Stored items
= = = = = = =
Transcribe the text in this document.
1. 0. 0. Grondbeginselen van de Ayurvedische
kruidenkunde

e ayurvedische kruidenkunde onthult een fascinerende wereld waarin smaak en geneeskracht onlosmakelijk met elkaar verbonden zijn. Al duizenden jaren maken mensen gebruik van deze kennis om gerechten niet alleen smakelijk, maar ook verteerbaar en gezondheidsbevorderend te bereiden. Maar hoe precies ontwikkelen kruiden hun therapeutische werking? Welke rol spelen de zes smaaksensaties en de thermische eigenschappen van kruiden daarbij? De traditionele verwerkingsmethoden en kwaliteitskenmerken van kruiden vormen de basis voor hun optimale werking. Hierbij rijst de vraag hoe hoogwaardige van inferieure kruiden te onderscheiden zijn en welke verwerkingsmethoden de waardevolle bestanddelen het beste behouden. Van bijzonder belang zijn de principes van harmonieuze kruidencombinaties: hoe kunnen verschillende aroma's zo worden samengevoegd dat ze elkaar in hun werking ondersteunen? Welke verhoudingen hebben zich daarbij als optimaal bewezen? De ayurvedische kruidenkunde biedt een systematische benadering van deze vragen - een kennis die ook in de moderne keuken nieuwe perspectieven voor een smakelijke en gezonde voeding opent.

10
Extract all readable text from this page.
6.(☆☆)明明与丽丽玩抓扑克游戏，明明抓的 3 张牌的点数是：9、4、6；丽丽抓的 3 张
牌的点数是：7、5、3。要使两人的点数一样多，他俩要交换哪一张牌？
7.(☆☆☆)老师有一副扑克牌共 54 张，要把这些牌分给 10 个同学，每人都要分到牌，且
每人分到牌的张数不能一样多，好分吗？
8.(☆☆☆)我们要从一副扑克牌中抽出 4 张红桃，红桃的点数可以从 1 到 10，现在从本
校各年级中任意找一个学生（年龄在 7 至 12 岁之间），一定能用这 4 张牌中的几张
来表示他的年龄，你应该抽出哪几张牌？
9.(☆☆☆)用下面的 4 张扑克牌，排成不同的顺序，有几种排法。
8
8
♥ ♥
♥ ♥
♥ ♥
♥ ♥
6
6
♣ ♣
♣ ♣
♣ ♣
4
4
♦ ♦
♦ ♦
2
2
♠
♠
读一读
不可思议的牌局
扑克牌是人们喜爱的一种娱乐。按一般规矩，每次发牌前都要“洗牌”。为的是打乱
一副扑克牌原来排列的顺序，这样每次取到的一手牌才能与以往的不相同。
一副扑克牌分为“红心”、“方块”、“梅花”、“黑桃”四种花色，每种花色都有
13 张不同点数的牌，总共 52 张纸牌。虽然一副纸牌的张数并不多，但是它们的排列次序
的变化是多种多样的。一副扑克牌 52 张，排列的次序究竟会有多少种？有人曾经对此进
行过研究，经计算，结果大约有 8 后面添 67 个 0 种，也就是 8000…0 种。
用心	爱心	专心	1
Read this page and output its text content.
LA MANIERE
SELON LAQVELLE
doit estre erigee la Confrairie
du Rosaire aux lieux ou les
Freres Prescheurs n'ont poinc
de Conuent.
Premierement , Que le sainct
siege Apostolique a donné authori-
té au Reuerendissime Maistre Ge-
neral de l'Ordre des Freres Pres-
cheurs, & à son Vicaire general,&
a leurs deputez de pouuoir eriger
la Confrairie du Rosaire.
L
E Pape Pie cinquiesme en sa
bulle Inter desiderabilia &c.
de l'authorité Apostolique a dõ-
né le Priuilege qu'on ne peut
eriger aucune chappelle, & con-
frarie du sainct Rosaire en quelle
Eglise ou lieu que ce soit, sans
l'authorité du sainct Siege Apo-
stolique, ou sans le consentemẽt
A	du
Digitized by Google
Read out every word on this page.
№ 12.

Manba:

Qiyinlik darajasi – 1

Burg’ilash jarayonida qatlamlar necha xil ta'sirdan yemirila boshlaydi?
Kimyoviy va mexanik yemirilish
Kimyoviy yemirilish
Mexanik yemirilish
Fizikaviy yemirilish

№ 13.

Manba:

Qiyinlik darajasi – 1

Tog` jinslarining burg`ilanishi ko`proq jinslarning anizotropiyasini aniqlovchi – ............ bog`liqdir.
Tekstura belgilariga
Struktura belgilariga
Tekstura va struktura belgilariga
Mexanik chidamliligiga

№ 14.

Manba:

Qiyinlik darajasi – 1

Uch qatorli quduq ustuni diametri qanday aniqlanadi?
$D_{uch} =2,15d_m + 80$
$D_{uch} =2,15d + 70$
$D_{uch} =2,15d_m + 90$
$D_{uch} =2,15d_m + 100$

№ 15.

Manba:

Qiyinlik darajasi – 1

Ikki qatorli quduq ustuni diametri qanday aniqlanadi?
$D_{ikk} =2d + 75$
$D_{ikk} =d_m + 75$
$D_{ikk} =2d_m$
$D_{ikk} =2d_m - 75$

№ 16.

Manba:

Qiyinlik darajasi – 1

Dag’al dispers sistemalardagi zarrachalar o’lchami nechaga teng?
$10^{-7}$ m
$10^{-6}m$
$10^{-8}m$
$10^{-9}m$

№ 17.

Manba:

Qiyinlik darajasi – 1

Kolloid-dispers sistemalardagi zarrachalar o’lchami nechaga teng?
= = = = = = =
→ **Required work**
Return, from the data, each line that has the word "sainct" in it.

→ **Answer to the exercise**
Premierement , Que le sainct
frarie du sainct Rosaire en quelle
l'authorité du sainct Siege Apo-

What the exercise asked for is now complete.